(Working data):
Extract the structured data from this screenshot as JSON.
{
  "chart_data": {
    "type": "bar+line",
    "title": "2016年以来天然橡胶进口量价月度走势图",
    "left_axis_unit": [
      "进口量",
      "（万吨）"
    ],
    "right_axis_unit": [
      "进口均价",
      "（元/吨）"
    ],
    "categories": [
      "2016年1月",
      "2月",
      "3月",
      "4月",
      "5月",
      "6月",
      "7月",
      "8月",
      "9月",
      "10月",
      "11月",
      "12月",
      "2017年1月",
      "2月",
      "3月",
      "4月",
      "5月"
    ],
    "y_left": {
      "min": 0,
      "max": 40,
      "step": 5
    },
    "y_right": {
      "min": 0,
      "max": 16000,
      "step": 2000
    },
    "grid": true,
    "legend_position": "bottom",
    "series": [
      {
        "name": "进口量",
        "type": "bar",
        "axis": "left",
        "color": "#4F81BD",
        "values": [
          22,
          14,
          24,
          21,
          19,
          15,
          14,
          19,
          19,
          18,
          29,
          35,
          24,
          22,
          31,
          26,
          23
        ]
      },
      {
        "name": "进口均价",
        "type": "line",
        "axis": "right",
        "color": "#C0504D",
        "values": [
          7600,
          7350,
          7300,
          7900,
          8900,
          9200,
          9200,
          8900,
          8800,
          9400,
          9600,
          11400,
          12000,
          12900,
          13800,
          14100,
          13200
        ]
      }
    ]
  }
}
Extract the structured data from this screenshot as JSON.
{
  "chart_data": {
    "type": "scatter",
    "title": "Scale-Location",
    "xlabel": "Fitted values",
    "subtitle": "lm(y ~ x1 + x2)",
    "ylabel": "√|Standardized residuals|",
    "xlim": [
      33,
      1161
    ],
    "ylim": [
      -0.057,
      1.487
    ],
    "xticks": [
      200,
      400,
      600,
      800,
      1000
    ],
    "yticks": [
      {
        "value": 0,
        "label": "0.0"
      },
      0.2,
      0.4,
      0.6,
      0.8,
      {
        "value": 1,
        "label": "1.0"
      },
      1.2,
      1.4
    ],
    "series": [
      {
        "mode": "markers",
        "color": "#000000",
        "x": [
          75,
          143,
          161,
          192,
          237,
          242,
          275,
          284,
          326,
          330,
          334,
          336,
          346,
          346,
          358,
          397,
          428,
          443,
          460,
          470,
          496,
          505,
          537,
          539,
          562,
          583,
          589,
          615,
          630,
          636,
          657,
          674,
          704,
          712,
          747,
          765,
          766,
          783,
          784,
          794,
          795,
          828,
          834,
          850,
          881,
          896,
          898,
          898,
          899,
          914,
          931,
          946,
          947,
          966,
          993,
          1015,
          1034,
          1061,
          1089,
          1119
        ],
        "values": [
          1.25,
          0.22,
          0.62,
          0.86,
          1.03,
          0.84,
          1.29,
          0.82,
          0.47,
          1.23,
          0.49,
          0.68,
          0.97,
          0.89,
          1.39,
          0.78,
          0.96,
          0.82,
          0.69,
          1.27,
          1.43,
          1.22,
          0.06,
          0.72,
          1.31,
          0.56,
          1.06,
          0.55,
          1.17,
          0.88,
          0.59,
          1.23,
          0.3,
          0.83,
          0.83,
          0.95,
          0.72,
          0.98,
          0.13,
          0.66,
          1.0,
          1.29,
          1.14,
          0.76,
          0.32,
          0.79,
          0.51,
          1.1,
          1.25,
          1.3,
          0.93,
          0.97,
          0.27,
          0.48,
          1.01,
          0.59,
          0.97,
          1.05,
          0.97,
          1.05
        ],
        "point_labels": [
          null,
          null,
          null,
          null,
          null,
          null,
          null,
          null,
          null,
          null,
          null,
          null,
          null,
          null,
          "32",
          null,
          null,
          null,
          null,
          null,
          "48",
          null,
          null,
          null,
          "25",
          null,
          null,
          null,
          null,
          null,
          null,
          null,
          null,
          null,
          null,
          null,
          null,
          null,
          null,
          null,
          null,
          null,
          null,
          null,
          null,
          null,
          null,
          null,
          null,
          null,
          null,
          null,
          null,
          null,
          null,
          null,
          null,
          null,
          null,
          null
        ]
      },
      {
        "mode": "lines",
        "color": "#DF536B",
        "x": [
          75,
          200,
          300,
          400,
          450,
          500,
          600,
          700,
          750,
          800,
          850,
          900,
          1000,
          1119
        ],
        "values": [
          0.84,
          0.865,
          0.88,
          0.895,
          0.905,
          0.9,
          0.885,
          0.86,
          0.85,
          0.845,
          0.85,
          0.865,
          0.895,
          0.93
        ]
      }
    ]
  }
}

(What you are asked to do): Look through the entries and return every line where "type" appears.

(Correct response):
    "type": "bar+line",
        "type": "bar",
        "type": "line",
    "type": "scatter",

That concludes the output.